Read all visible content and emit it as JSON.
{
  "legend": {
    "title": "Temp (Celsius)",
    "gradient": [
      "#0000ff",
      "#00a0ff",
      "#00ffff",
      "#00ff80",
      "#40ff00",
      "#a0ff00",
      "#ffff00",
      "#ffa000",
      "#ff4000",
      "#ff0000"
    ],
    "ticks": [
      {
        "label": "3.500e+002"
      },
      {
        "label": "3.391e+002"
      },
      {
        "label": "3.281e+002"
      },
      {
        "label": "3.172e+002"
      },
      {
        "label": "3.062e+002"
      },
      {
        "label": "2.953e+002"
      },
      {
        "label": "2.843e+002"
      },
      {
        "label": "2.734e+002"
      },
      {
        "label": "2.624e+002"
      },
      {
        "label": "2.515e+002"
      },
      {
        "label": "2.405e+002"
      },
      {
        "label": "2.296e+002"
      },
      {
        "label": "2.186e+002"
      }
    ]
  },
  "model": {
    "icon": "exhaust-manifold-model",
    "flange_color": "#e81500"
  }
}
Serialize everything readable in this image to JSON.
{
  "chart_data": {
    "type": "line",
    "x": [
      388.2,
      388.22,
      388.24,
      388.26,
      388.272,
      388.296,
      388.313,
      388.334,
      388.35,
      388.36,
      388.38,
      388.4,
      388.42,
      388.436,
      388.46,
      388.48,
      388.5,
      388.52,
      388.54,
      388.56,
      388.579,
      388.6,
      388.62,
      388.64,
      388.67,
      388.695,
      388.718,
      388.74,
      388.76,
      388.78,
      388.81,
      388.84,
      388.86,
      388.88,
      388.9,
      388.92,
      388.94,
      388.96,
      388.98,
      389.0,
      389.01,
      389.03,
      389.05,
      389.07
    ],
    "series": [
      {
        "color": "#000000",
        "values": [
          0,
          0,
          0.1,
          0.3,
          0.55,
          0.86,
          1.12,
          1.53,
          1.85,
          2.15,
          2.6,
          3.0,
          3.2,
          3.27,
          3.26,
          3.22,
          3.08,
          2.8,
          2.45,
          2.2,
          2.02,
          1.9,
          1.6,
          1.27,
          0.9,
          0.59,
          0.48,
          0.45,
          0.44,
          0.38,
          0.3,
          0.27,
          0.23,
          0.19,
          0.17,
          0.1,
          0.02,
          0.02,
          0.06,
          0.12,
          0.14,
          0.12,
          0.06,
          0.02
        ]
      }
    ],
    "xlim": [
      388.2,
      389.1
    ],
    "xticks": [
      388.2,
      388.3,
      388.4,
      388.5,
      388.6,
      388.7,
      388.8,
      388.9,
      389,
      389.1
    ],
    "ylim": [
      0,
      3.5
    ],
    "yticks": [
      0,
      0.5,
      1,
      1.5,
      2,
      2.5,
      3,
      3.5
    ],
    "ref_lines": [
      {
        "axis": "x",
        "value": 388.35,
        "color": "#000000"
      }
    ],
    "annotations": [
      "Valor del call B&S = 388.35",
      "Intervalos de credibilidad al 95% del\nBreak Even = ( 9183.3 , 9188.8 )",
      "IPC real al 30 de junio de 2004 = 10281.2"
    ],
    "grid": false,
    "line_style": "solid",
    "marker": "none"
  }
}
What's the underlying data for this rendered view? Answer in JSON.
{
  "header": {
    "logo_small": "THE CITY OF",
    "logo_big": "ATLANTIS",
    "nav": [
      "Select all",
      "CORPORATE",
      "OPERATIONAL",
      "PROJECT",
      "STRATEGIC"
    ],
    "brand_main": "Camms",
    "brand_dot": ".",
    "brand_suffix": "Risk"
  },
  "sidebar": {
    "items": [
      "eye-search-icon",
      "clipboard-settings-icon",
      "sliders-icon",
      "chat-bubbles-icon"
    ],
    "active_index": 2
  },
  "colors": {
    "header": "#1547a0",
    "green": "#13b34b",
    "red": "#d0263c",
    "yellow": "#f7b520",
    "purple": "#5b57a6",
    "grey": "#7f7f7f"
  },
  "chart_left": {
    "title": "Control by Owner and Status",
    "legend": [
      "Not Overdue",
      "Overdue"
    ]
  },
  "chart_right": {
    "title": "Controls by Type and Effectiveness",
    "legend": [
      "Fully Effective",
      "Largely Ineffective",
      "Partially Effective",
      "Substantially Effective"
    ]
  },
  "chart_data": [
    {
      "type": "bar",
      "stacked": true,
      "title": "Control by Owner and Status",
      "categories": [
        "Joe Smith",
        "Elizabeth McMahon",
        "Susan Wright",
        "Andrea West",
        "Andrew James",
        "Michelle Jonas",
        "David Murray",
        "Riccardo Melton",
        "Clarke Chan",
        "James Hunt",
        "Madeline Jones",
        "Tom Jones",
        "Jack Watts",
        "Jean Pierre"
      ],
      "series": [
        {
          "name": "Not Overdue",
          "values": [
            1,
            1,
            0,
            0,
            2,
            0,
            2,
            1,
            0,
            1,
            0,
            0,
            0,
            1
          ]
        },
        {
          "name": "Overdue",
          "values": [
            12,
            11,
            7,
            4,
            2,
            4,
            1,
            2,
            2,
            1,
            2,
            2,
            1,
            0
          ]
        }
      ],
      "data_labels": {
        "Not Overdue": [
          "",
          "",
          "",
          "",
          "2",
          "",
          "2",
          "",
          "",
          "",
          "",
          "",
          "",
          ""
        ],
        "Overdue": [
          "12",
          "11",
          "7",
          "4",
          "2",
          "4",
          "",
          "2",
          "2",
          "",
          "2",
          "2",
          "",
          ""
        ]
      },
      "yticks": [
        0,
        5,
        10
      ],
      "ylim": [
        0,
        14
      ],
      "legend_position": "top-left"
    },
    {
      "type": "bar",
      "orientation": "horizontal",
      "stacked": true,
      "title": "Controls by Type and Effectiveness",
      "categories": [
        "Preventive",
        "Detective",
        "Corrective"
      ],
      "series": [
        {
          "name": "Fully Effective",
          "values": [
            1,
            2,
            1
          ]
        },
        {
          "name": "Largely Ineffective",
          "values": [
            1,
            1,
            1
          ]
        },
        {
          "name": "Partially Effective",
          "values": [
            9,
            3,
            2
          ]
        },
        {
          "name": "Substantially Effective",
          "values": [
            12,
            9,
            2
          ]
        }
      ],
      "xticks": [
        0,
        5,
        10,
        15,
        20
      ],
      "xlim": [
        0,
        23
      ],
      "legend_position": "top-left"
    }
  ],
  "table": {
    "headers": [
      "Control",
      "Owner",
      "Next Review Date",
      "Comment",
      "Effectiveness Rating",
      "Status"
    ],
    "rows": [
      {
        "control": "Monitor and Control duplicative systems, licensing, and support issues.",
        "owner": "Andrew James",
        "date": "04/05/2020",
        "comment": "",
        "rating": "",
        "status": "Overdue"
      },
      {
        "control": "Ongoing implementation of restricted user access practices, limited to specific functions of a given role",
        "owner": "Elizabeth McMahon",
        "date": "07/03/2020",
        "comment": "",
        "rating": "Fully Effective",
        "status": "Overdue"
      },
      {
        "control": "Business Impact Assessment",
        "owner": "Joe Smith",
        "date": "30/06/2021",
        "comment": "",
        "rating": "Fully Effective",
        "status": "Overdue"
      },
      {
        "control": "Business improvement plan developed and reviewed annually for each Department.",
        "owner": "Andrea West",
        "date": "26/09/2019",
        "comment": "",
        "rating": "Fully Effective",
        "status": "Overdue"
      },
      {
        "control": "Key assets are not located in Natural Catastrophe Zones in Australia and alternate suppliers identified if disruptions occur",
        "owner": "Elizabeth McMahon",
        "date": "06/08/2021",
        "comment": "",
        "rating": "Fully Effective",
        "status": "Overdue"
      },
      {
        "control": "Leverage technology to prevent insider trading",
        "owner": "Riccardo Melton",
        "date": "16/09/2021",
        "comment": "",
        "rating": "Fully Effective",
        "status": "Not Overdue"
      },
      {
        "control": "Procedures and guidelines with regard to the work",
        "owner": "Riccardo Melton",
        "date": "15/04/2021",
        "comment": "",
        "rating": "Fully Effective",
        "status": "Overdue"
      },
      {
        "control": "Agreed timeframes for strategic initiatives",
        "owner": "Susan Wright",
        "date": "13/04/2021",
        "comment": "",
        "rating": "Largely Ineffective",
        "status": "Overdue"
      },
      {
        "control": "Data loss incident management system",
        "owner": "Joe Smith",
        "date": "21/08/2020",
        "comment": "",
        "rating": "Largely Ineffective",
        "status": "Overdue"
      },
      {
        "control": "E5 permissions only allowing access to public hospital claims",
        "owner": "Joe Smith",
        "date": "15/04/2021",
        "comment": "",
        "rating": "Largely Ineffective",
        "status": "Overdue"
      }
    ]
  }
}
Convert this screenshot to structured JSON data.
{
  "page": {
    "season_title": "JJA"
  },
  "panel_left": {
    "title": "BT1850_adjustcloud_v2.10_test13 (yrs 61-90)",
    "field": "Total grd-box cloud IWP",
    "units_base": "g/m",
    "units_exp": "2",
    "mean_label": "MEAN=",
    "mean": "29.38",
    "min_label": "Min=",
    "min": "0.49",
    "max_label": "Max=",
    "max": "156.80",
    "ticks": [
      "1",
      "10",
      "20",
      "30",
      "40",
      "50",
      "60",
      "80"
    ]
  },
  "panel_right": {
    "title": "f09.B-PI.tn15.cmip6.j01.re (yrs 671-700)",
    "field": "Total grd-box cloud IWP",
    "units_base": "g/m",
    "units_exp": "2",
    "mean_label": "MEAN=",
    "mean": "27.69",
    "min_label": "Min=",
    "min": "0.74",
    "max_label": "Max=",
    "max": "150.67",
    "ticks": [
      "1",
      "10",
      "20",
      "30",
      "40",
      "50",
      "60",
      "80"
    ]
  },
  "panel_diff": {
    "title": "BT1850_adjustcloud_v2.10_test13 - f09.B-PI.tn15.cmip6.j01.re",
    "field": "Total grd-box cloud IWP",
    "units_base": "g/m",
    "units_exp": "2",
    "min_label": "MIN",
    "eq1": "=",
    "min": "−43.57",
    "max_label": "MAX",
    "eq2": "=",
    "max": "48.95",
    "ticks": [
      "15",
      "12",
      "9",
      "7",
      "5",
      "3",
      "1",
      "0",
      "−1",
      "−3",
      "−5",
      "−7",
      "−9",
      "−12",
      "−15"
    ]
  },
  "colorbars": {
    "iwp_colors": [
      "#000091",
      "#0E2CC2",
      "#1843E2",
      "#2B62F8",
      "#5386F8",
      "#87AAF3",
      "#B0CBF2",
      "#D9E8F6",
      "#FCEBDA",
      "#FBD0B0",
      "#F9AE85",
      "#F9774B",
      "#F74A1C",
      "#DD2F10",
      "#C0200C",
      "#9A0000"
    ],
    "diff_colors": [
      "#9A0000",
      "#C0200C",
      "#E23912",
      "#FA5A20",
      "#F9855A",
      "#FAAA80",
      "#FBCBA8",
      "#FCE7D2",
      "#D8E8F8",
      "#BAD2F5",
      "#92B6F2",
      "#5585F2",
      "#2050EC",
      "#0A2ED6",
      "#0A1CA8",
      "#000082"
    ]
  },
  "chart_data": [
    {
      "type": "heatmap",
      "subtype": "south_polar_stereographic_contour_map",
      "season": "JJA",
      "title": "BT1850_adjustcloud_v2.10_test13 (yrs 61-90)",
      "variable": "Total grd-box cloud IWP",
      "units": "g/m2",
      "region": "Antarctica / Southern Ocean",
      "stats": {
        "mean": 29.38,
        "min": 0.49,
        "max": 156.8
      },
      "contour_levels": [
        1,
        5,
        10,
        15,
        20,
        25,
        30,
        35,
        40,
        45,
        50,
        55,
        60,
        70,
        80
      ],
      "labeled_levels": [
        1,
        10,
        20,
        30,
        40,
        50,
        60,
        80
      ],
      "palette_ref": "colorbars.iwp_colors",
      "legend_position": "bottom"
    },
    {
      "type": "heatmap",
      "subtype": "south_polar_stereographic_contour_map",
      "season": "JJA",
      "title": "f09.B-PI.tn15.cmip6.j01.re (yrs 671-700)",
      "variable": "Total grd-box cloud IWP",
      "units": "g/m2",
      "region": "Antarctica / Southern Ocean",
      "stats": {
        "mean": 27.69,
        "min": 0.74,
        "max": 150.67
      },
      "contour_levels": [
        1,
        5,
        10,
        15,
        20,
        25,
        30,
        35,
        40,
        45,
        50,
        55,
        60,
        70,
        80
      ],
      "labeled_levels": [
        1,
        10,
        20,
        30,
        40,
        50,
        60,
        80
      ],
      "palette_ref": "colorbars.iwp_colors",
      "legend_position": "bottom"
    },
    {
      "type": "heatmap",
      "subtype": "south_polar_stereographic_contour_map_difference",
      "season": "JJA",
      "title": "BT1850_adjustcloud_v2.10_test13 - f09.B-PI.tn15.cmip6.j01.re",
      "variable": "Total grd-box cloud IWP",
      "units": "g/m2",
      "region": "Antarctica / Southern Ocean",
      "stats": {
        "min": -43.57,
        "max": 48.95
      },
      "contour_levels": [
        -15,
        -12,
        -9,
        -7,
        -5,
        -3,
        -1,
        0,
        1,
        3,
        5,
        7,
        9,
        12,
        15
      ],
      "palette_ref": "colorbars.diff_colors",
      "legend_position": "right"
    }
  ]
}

◇ ◇ ◇

## EXERCISE DESCRIPTION
Locate all lines that include the word "Partially" and copy them out.

## REPLY
      "Partially Effective",
          "name": "Partially Effective",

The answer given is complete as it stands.